*What is required*.
If a line of the material holds the string "title", it counts; report the number of such lines alone.

--- Materials provided Enclosed Below ---

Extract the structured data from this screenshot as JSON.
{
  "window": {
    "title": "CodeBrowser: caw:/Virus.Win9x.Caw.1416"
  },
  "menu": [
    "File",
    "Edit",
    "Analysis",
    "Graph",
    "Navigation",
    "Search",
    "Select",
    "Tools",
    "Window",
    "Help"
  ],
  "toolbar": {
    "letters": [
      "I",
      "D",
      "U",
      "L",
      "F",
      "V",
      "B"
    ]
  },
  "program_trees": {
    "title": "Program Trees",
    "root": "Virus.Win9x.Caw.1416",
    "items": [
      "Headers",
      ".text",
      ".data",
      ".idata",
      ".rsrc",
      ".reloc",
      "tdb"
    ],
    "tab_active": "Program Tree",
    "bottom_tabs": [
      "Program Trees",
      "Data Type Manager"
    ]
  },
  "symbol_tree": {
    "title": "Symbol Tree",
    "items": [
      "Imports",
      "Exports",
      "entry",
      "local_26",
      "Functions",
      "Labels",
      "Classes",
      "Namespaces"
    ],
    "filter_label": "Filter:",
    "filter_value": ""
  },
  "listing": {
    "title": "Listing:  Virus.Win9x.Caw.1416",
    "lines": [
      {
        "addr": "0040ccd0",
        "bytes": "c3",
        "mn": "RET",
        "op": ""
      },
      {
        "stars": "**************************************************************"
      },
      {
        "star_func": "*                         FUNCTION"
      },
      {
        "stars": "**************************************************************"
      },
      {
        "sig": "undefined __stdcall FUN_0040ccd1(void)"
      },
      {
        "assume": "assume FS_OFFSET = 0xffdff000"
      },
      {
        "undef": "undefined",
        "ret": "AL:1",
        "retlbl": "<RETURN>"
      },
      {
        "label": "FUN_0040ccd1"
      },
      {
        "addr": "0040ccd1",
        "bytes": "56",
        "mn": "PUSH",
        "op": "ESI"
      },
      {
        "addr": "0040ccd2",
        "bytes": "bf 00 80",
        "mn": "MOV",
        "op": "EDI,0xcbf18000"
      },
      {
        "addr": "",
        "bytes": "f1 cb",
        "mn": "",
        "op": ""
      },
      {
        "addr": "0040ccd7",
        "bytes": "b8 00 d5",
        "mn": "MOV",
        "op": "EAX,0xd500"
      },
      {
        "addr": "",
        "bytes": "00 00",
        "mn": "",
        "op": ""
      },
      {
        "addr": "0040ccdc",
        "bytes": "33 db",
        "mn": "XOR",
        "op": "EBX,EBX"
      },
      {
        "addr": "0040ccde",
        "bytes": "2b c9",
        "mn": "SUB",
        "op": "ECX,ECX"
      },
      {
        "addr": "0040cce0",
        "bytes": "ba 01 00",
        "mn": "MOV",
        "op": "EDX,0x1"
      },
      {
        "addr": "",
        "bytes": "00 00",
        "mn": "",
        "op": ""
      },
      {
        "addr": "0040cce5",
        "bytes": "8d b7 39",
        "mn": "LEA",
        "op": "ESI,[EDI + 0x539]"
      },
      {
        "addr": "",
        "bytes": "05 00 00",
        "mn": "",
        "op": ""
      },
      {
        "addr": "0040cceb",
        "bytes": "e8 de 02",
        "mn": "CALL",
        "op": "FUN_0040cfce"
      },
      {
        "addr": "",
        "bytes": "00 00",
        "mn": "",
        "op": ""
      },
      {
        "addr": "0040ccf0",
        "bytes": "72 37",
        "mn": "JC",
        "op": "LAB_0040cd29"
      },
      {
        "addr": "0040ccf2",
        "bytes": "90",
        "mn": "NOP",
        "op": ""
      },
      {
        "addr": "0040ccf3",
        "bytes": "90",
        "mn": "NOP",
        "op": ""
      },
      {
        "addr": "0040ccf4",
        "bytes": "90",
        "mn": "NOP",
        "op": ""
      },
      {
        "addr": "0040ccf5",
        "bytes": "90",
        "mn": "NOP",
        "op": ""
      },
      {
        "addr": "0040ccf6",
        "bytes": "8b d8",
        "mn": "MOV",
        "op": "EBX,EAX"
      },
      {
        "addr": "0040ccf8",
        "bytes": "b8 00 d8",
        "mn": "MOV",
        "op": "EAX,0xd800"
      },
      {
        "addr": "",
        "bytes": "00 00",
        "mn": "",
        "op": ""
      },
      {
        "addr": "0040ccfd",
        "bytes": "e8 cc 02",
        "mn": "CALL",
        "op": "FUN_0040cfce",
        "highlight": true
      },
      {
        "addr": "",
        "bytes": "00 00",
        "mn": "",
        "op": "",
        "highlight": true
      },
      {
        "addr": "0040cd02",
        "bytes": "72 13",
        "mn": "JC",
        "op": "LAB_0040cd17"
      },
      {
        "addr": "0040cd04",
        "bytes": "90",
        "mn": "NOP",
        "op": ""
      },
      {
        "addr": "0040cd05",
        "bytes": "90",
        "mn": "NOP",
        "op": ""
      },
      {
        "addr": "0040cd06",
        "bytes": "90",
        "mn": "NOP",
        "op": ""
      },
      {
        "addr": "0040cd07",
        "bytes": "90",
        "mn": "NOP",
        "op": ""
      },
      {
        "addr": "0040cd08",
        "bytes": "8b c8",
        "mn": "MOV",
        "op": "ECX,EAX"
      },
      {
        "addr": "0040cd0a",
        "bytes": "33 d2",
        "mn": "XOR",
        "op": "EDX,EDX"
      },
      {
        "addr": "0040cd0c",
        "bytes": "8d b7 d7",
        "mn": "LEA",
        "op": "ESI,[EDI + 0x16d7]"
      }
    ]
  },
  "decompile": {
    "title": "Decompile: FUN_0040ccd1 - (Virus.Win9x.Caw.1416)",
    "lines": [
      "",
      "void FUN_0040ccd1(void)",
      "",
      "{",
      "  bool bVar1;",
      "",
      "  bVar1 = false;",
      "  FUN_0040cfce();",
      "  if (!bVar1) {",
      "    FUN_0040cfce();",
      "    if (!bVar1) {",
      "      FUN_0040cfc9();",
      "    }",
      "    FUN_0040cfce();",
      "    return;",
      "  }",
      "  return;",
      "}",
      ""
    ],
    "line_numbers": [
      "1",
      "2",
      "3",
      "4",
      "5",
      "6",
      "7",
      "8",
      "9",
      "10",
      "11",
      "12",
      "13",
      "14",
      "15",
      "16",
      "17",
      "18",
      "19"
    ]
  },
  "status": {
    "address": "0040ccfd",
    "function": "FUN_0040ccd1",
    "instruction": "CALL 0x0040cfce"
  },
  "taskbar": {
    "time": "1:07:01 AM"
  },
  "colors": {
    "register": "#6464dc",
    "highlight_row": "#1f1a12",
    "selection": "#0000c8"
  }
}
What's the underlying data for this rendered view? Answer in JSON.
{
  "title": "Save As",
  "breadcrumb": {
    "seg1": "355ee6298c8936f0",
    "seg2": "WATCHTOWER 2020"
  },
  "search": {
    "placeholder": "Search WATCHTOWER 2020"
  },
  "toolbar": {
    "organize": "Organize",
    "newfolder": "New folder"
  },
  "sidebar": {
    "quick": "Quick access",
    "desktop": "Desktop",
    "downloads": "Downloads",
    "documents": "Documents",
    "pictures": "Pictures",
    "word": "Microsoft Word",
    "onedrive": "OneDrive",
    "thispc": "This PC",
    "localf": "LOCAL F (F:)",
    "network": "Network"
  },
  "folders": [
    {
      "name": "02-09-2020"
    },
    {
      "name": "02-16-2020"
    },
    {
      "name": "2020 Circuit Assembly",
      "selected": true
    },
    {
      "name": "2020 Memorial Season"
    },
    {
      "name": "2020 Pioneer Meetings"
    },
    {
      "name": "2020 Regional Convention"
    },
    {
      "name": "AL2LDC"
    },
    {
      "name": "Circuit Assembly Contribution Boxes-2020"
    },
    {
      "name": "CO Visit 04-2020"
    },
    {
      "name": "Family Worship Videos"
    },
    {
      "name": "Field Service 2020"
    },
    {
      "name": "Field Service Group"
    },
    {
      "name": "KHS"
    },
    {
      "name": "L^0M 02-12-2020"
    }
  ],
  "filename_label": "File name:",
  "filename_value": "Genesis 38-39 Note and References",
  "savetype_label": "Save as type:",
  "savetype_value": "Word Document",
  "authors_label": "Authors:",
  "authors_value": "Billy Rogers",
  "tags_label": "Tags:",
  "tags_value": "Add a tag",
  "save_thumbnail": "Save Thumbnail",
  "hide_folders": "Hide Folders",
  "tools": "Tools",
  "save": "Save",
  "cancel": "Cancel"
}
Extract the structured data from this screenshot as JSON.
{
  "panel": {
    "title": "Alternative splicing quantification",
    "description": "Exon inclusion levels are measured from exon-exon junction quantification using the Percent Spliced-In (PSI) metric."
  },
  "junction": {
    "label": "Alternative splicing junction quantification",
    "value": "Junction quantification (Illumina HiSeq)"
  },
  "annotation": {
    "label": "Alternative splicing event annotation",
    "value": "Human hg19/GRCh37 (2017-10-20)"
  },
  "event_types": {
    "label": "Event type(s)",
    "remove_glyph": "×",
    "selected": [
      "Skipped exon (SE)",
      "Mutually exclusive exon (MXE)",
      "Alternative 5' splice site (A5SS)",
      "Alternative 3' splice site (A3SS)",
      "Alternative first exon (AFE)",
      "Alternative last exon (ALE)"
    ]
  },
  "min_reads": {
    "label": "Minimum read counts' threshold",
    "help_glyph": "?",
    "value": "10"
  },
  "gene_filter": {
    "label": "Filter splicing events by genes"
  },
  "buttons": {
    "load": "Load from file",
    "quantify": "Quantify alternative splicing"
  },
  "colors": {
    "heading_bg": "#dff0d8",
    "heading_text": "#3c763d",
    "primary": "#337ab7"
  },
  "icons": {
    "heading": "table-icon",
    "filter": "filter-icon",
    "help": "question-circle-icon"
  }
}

--- End of Enclosed Materials provided ---

*Answer to this exercise*.
7